**INPUT DATA**

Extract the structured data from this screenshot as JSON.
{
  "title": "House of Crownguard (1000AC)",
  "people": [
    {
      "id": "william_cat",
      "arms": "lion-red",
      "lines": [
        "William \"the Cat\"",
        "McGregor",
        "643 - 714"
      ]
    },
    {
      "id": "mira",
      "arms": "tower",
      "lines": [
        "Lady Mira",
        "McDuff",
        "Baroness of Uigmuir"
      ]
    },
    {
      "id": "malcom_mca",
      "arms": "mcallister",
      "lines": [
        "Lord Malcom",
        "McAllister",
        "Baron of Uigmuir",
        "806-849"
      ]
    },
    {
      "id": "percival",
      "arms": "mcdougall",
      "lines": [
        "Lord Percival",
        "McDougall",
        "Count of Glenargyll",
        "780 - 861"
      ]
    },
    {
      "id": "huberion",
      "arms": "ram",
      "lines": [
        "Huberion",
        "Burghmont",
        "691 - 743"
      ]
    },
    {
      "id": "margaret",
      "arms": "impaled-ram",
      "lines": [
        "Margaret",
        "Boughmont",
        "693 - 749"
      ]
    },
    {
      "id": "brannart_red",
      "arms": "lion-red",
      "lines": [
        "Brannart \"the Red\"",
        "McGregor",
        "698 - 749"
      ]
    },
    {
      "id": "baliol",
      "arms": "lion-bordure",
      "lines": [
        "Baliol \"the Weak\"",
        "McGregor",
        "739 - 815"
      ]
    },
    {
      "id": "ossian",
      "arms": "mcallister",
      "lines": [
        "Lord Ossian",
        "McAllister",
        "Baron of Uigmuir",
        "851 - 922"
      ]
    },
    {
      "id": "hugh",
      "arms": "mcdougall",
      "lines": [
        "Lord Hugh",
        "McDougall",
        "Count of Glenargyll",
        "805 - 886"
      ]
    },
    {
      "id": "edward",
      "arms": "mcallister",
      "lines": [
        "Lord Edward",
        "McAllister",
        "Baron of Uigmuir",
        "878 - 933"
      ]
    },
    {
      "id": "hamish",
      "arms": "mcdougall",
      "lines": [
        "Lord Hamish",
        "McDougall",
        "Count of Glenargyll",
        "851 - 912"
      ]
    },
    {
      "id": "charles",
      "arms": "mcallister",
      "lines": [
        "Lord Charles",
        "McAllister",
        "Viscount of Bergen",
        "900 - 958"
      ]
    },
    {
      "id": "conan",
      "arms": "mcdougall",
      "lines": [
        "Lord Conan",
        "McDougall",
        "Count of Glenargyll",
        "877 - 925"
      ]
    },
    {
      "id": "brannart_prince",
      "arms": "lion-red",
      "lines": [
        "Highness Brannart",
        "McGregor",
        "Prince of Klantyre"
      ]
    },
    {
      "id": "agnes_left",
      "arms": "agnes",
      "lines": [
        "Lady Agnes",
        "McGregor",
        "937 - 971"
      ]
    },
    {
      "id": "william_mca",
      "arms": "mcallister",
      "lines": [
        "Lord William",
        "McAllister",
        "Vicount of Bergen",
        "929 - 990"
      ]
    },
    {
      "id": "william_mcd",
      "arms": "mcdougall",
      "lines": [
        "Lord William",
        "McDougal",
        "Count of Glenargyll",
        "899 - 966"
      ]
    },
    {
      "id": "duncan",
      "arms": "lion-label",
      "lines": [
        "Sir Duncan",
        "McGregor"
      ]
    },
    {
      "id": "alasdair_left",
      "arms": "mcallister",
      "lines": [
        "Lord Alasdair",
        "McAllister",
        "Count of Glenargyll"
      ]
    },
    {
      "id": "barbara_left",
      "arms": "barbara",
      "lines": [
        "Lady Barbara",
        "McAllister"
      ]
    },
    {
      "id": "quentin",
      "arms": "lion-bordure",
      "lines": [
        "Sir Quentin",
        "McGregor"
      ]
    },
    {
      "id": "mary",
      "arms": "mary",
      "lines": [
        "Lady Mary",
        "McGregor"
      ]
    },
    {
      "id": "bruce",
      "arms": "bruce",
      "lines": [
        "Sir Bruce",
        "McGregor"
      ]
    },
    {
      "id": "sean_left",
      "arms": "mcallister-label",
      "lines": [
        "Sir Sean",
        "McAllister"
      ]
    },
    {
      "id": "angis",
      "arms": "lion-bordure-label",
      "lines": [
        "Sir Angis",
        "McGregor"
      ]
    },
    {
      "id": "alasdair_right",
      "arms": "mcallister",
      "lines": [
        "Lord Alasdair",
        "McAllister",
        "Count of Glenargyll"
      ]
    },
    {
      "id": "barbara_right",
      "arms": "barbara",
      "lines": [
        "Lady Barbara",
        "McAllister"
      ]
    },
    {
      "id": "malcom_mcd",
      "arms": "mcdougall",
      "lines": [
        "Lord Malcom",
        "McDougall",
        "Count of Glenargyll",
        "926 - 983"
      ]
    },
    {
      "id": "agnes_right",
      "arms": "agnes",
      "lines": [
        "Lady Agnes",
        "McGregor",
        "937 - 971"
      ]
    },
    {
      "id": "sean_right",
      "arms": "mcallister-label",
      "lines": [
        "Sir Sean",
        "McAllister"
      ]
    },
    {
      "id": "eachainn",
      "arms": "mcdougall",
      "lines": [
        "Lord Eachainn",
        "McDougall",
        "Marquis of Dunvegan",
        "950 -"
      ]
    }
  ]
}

**THE TASK**
Your task is to report how many lines of the material include the string "label". Give the number and no other words.

**FINISHED TASK**
4